Print all the records below, word for word and in full.

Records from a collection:
== Segment start ==

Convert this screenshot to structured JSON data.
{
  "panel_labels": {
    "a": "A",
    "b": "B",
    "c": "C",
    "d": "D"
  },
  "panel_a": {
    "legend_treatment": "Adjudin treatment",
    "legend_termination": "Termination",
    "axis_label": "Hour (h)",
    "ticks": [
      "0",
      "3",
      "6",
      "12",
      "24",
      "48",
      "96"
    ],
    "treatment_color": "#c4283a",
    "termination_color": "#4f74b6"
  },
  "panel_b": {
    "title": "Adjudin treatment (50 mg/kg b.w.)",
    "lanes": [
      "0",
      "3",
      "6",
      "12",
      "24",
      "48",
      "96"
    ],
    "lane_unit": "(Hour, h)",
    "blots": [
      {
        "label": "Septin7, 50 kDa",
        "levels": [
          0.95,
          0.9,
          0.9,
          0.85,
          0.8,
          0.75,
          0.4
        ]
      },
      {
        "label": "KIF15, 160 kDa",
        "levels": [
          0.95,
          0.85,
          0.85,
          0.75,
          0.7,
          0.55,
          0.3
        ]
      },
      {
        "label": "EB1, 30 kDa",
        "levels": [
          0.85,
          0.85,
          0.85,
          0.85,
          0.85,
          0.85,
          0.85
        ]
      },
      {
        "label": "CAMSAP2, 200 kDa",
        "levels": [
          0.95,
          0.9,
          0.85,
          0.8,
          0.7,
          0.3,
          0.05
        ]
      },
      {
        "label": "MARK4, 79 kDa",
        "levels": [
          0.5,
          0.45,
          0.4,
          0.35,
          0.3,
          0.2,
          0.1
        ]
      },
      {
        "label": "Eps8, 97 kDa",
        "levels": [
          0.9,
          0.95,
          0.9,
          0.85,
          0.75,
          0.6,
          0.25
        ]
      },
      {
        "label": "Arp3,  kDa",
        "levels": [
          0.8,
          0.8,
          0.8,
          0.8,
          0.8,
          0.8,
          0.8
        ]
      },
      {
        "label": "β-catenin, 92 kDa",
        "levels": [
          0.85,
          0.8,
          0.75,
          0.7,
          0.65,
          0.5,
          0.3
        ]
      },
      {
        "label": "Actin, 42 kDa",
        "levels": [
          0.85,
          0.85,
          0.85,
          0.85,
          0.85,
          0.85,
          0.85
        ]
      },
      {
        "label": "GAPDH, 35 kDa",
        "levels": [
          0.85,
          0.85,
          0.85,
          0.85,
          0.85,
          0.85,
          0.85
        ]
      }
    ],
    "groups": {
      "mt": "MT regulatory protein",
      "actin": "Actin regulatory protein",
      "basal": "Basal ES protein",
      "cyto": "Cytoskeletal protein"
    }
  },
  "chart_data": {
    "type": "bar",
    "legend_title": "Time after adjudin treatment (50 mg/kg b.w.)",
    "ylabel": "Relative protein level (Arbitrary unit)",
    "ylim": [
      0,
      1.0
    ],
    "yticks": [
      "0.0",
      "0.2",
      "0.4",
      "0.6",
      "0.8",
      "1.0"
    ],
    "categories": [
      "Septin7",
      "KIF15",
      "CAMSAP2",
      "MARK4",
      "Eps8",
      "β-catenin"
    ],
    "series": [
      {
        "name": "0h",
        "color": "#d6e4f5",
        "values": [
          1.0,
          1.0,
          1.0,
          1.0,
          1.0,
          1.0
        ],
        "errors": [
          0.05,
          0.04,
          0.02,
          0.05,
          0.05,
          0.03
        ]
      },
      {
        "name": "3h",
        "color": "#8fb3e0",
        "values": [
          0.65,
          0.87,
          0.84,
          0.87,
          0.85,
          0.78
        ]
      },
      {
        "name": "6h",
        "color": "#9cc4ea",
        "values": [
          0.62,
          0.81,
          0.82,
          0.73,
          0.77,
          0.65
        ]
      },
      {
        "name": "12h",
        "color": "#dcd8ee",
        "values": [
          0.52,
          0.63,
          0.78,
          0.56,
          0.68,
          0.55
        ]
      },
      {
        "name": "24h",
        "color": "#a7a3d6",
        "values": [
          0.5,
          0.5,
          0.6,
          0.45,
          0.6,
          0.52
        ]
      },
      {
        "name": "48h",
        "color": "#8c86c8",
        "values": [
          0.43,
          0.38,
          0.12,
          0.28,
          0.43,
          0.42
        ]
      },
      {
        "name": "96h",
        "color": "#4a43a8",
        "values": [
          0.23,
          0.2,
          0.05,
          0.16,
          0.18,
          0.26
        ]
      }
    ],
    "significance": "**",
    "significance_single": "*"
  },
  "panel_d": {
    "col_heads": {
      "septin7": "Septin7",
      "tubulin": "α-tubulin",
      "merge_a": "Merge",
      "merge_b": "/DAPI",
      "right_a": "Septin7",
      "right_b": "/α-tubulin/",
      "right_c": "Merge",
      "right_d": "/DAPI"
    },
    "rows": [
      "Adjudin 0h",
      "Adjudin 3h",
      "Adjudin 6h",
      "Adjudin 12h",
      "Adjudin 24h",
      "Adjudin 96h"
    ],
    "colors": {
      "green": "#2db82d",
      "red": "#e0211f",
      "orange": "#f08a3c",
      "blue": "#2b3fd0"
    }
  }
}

== Segment end ==

# Answer below
Convert this screenshot to structured JSON data.
{
  "panel_labels": {
    "a": "A",
    "b": "B",
    "c": "C",
    "d": "D"
  },
  "panel_a": {
    "legend_treatment": "Adjudin treatment",
    "legend_termination": "Termination",
    "axis_label": "Hour (h)",
    "ticks": [
      "0",
      "3",
      "6",
      "12",
      "24",
      "48",
      "96"
    ],
    "treatment_color": "#c4283a",
    "termination_color": "#4f74b6"
  },
  "panel_b": {
    "title": "Adjudin treatment (50 mg/kg b.w.)",
    "lanes": [
      "0",
      "3",
      "6",
      "12",
      "24",
      "48",
      "96"
    ],
    "lane_unit": "(Hour, h)",
    "blots": [
      {
        "label": "Septin7, 50 kDa",
        "levels": [
          0.95,
          0.9,
          0.9,
          0.85,
          0.8,
          0.75,
          0.4
        ]
      },
      {
        "label": "KIF15, 160 kDa",
        "levels": [
          0.95,
          0.85,
          0.85,
          0.75,
          0.7,
          0.55,
          0.3
        ]
      },
      {
        "label": "EB1, 30 kDa",
        "levels": [
          0.85,
          0.85,
          0.85,
          0.85,
          0.85,
          0.85,
          0.85
        ]
      },
      {
        "label": "CAMSAP2, 200 kDa",
        "levels": [
          0.95,
          0.9,
          0.85,
          0.8,
          0.7,
          0.3,
          0.05
        ]
      },
      {
        "label": "MARK4, 79 kDa",
        "levels": [
          0.5,
          0.45,
          0.4,
          0.35,
          0.3,
          0.2,
          0.1
        ]
      },
      {
        "label": "Eps8, 97 kDa",
        "levels": [
          0.9,
          0.95,
          0.9,
          0.85,
          0.75,
          0.6,
          0.25
        ]
      },
      {
        "label": "Arp3,  kDa",
        "levels": [
          0.8,
          0.8,
          0.8,
          0.8,
          0.8,
          0.8,
          0.8
        ]
      },
      {
        "label": "β-catenin, 92 kDa",
        "levels": [
          0.85,
          0.8,
          0.75,
          0.7,
          0.65,
          0.5,
          0.3
        ]
      },
      {
        "label": "Actin, 42 kDa",
        "levels": [
          0.85,
          0.85,
          0.85,
          0.85,
          0.85,
          0.85,
          0.85
        ]
      },
      {
        "label": "GAPDH, 35 kDa",
        "levels": [
          0.85,
          0.85,
          0.85,
          0.85,
          0.85,
          0.85,
          0.85
        ]
      }
    ],
    "groups": {
      "mt": "MT regulatory protein",
      "actin": "Actin regulatory protein",
      "basal": "Basal ES protein",
      "cyto": "Cytoskeletal protein"
    }
  },
  "chart_data": {
    "type": "bar",
    "legend_title": "Time after adjudin treatment (50 mg/kg b.w.)",
    "ylabel": "Relative protein level (Arbitrary unit)",
    "ylim": [
      0,
      1.0
    ],
    "yticks": [
      "0.0",
      "0.2",
      "0.4",
      "0.6",
      "0.8",
      "1.0"
    ],
    "categories": [
      "Septin7",
      "KIF15",
      "CAMSAP2",
      "MARK4",
      "Eps8",
      "β-catenin"
    ],
    "series": [
      {
        "name": "0h",
        "color": "#d6e4f5",
        "values": [
          1.0,
          1.0,
          1.0,
          1.0,
          1.0,
          1.0
        ],
        "errors": [
          0.05,
          0.04,
          0.02,
          0.05,
          0.05,
          0.03
        ]
      },
      {
        "name": "3h",
        "color": "#8fb3e0",
        "values": [
          0.65,
          0.87,
          0.84,
          0.87,
          0.85,
          0.78
        ]
      },
      {
        "name": "6h",
        "color": "#9cc4ea",
        "values": [
          0.62,
          0.81,
          0.82,
          0.73,
          0.77,
          0.65
        ]
      },
      {
        "name": "12h",
        "color": "#dcd8ee",
        "values": [
          0.52,
          0.63,
          0.78,
          0.56,
          0.68,
          0.55
        ]
      },
      {
        "name": "24h",
        "color": "#a7a3d6",
        "values": [
          0.5,
          0.5,
          0.6,
          0.45,
          0.6,
          0.52
        ]
      },
      {
        "name": "48h",
        "color": "#8c86c8",
        "values": [
          0.43,
          0.38,
          0.12,
          0.28,
          0.43,
          0.42
        ]
      },
      {
        "name": "96h",
        "color": "#4a43a8",
        "values": [
          0.23,
          0.2,
          0.05,
          0.16,
          0.18,
          0.26
        ]
      }
    ],
    "significance": "**",
    "significance_single": "*"
  },
  "panel_d": {
    "col_heads": {
      "septin7": "Septin7",
      "tubulin": "α-tubulin",
      "merge_a": "Merge",
      "merge_b": "/DAPI",
      "right_a": "Septin7",
      "right_b": "/α-tubulin/",
      "right_c": "Merge",
      "right_d": "/DAPI"
    },
    "rows": [
      "Adjudin 0h",
      "Adjudin 3h",
      "Adjudin 6h",
      "Adjudin 12h",
      "Adjudin 24h",
      "Adjudin 96h"
    ],
    "colors": {
      "green": "#2db82d",
      "red": "#e0211f",
      "orange": "#f08a3c",
      "blue": "#2b3fd0"
    }
  }
}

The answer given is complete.